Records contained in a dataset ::
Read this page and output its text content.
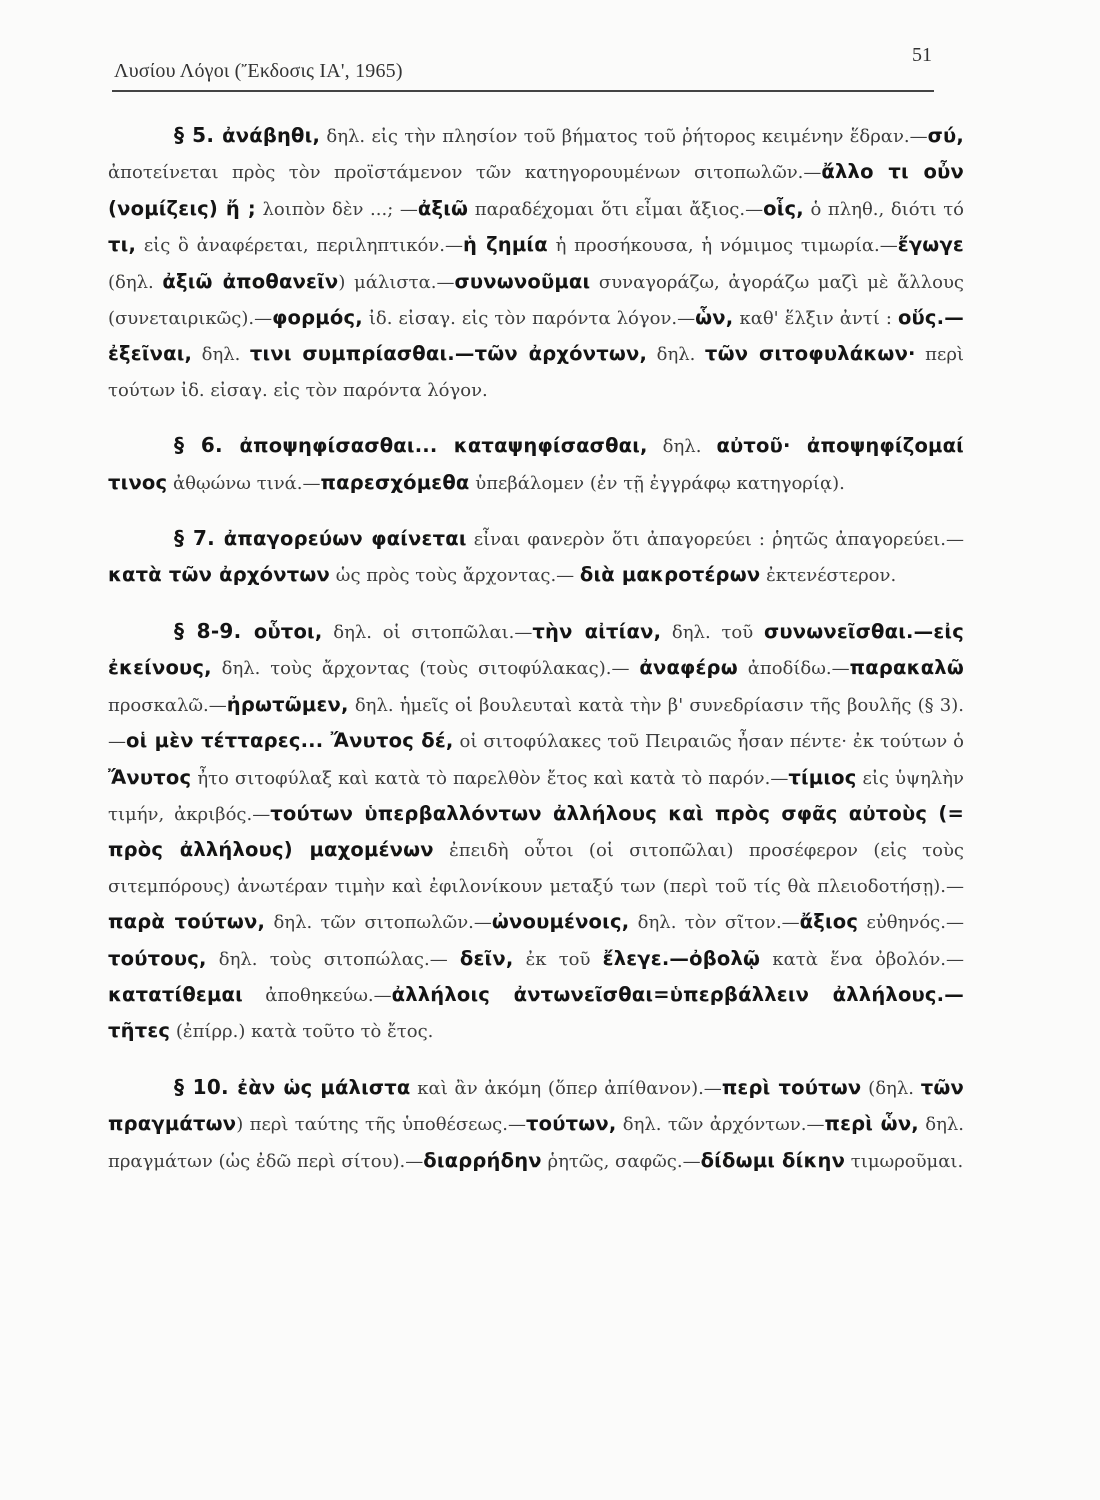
Λυσίου Λόγοι (Ἔκδοσις ΙΑ', 1965)
51

§ 5. ἀνάβηθι, δηλ. εἰς τὴν πλησίον τοῦ βήματος τοῦ ῥήτορος κειμένην ἕδραν.—σύ, ἀποτείνεται πρὸς τὸν προϊστάμενον τῶν κατηγορουμένων σιτοπωλῶν.—ἄλλο τι οὖν (νομίζεις) ἤ ; λοιπὸν δὲν ...; —ἀξιῶ παραδέχομαι ὅτι εἶμαι ἄξιος.—οἷς, ὁ πληθ., διότι τό τι, εἰς ὃ ἀναφέρεται, περιληπτικόν.—ἡ ζημία ἡ προσήκουσα, ἡ νόμιμος τιμωρία.—ἔγωγε (δηλ. ἀξιῶ ἀποθανεῖν) μάλιστα.—συνωνοῦμαι συναγοράζω, ἀγοράζω μαζὶ μὲ ἄλλους (συνεταιρικῶς).—φορμός, ἰδ. εἰσαγ. εἰς τὸν παρόντα λόγον.—ὧν, καθ' ἕλξιν ἀντί : οὕς.—ἐξεῖναι, δηλ. τινι συμπρίασθαι.—τῶν ἀρχόντων, δηλ. τῶν σιτοφυλάκων· περὶ τούτων ἰδ. εἰσαγ. εἰς τὸν παρόντα λόγον.

§ 6. ἀποψηφίσασθαι... καταψηφίσασθαι, δηλ. αὐτοῦ· ἀποψηφίζομαί τινος ἀθῳώνω τινά.—παρεσχόμεθα ὑπεβάλομεν (ἐν τῇ ἐγγράφῳ κατηγορίᾳ).

§ 7. ἀπαγορεύων φαίνεται εἶναι φανερὸν ὅτι ἀπαγορεύει : ῥητῶς ἀπαγορεύει.—κατὰ τῶν ἀρχόντων ὡς πρὸς τοὺς ἄρχοντας.— διὰ μακροτέρων ἐκτενέστερον.

§ 8-9. οὗτοι, δηλ. οἱ σιτοπῶλαι.—τὴν αἰτίαν, δηλ. τοῦ συνωνεῖσθαι.—εἰς ἐκείνους, δηλ. τοὺς ἄρχοντας (τοὺς σιτοφύλακας).— ἀναφέρω ἀποδίδω.—παρακαλῶ προσκαλῶ.—ἠρωτῶμεν, δηλ. ἡμεῖς οἱ βουλευταὶ κατὰ τὴν β' συνεδρίασιν τῆς βουλῆς (§ 3).—οἱ μὲν τέτταρες... Ἄνυτος δέ, οἱ σιτοφύλακες τοῦ Πειραιῶς ἦσαν πέντε· ἐκ τούτων ὁ Ἄνυτος ἦτο σιτοφύλαξ καὶ κατὰ τὸ παρελθὸν ἔτος καὶ κατὰ τὸ παρόν.—τίμιος εἰς ὑψηλὴν τιμήν, ἀκριβός.—τούτων ὑπερβαλλόντων ἀλλήλους καὶ πρὸς σφᾶς αὐτοὺς (= πρὸς ἀλλήλους) μαχομένων ἐπειδὴ οὗτοι (οἱ σιτοπῶλαι) προσέφερον (εἰς τοὺς σιτεμπόρους) ἀνωτέραν τιμὴν καὶ ἐφιλονίκουν μεταξύ των (περὶ τοῦ τίς θὰ πλειοδοτήσῃ).—παρὰ τούτων, δηλ. τῶν σιτοπωλῶν.—ὠνουμένοις, δηλ. τὸν σῖτον.—ἄξιος εὐθηνός.—τούτους, δηλ. τοὺς σιτοπώλας.— δεῖν, ἐκ τοῦ ἔλεγε.—ὀβολῷ κατὰ ἕνα ὀβολόν.—κατατίθεμαι ἀποθηκεύω.—ἀλλήλοις ἀντωνεῖσθαι=ὑπερβάλλειν ἀλλήλους.—τῆτες (ἐπίρρ.) κατὰ τοῦτο τὸ ἔτος.

§ 10. ἐὰν ὡς μάλιστα καὶ ἂν ἀκόμη (ὅπερ ἀπίθανον).—περὶ τούτων (δηλ. τῶν πραγμάτων) περὶ ταύτης τῆς ὑποθέσεως.—τούτων, δηλ. τῶν ἀρχόντων.—περὶ ὧν, δηλ. πραγμάτων (ὡς ἐδῶ περὶ σίτου).—διαρρήδην ῥητῶς, σαφῶς.—δίδωμι δίκην τιμωροῦμαι.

Short exercise :: Repeat the material above in full and exactly, apart from the pictures.

Worked answer ::
Read this page and output its text content.
Λυσίου Λόγοι (Ἔκδοσις ΙΑ', 1965)
51

§ 5. ἀνάβηθι, δηλ. εἰς τὴν πλησίον τοῦ βήματος τοῦ ῥήτορος κειμένην ἕδραν.—σύ, ἀποτείνεται πρὸς τὸν προϊστάμενον τῶν κατηγορουμένων σιτοπωλῶν.—ἄλλο τι οὖν (νομίζεις) ἤ ; λοιπὸν δὲν ...; —ἀξιῶ παραδέχομαι ὅτι εἶμαι ἄξιος.—οἷς, ὁ πληθ., διότι τό τι, εἰς ὃ ἀναφέρεται, περιληπτικόν.—ἡ ζημία ἡ προσήκουσα, ἡ νόμιμος τιμωρία.—ἔγωγε (δηλ. ἀξιῶ ἀποθανεῖν) μάλιστα.—συνωνοῦμαι συναγοράζω, ἀγοράζω μαζὶ μὲ ἄλλους (συνεταιρικῶς).—φορμός, ἰδ. εἰσαγ. εἰς τὸν παρόντα λόγον.—ὧν, καθ' ἕλξιν ἀντί : οὕς.—ἐξεῖναι, δηλ. τινι συμπρίασθαι.—τῶν ἀρχόντων, δηλ. τῶν σιτοφυλάκων· περὶ τούτων ἰδ. εἰσαγ. εἰς τὸν παρόντα λόγον.

§ 6. ἀποψηφίσασθαι... καταψηφίσασθαι, δηλ. αὐτοῦ· ἀποψηφίζομαί τινος ἀθῳώνω τινά.—παρεσχόμεθα ὑπεβάλομεν (ἐν τῇ ἐγγράφῳ κατηγορίᾳ).

§ 7. ἀπαγορεύων φαίνεται εἶναι φανερὸν ὅτι ἀπαγορεύει : ῥητῶς ἀπαγορεύει.—κατὰ τῶν ἀρχόντων ὡς πρὸς τοὺς ἄρχοντας.— διὰ μακροτέρων ἐκτενέστερον.

§ 8-9. οὗτοι, δηλ. οἱ σιτοπῶλαι.—τὴν αἰτίαν, δηλ. τοῦ συνωνεῖσθαι.—εἰς ἐκείνους, δηλ. τοὺς ἄρχοντας (τοὺς σιτοφύλακας).— ἀναφέρω ἀποδίδω.—παρακαλῶ προσκαλῶ.—ἠρωτῶμεν, δηλ. ἡμεῖς οἱ βουλευταὶ κατὰ τὴν β' συνεδρίασιν τῆς βουλῆς (§ 3).—οἱ μὲν τέτταρες... Ἄνυτος δέ, οἱ σιτοφύλακες τοῦ Πειραιῶς ἦσαν πέντε· ἐκ τούτων ὁ Ἄνυτος ἦτο σιτοφύλαξ καὶ κατὰ τὸ παρελθὸν ἔτος καὶ κατὰ τὸ παρόν.—τίμιος εἰς ὑψηλὴν τιμήν, ἀκριβός.—τούτων ὑπερβαλλόντων ἀλλήλους καὶ πρὸς σφᾶς αὐτοὺς (= πρὸς ἀλλήλους) μαχομένων ἐπειδὴ οὗτοι (οἱ σιτοπῶλαι) προσέφερον (εἰς τοὺς σιτεμπόρους) ἀνωτέραν τιμὴν καὶ ἐφιλονίκουν μεταξύ των (περὶ τοῦ τίς θὰ πλειοδοτήσῃ).—παρὰ τούτων, δηλ. τῶν σιτοπωλῶν.—ὠνουμένοις, δηλ. τὸν σῖτον.—ἄξιος εὐθηνός.—τούτους, δηλ. τοὺς σιτοπώλας.— δεῖν, ἐκ τοῦ ἔλεγε.—ὀβολῷ κατὰ ἕνα ὀβολόν.—κατατίθεμαι ἀποθηκεύω.—ἀλλήλοις ἀντωνεῖσθαι=ὑπερβάλλειν ἀλλήλους.—τῆτες (ἐπίρρ.) κατὰ τοῦτο τὸ ἔτος.

§ 10. ἐὰν ὡς μάλιστα καὶ ἂν ἀκόμη (ὅπερ ἀπίθανον).—περὶ τούτων (δηλ. τῶν πραγμάτων) περὶ ταύτης τῆς ὑποθέσεως.—τούτων, δηλ. τῶν ἀρχόντων.—περὶ ὧν, δηλ. πραγμάτων (ὡς ἐδῶ περὶ σίτου).—διαρρήδην ῥητῶς, σαφῶς.—δίδωμι δίκην τιμωροῦμαι.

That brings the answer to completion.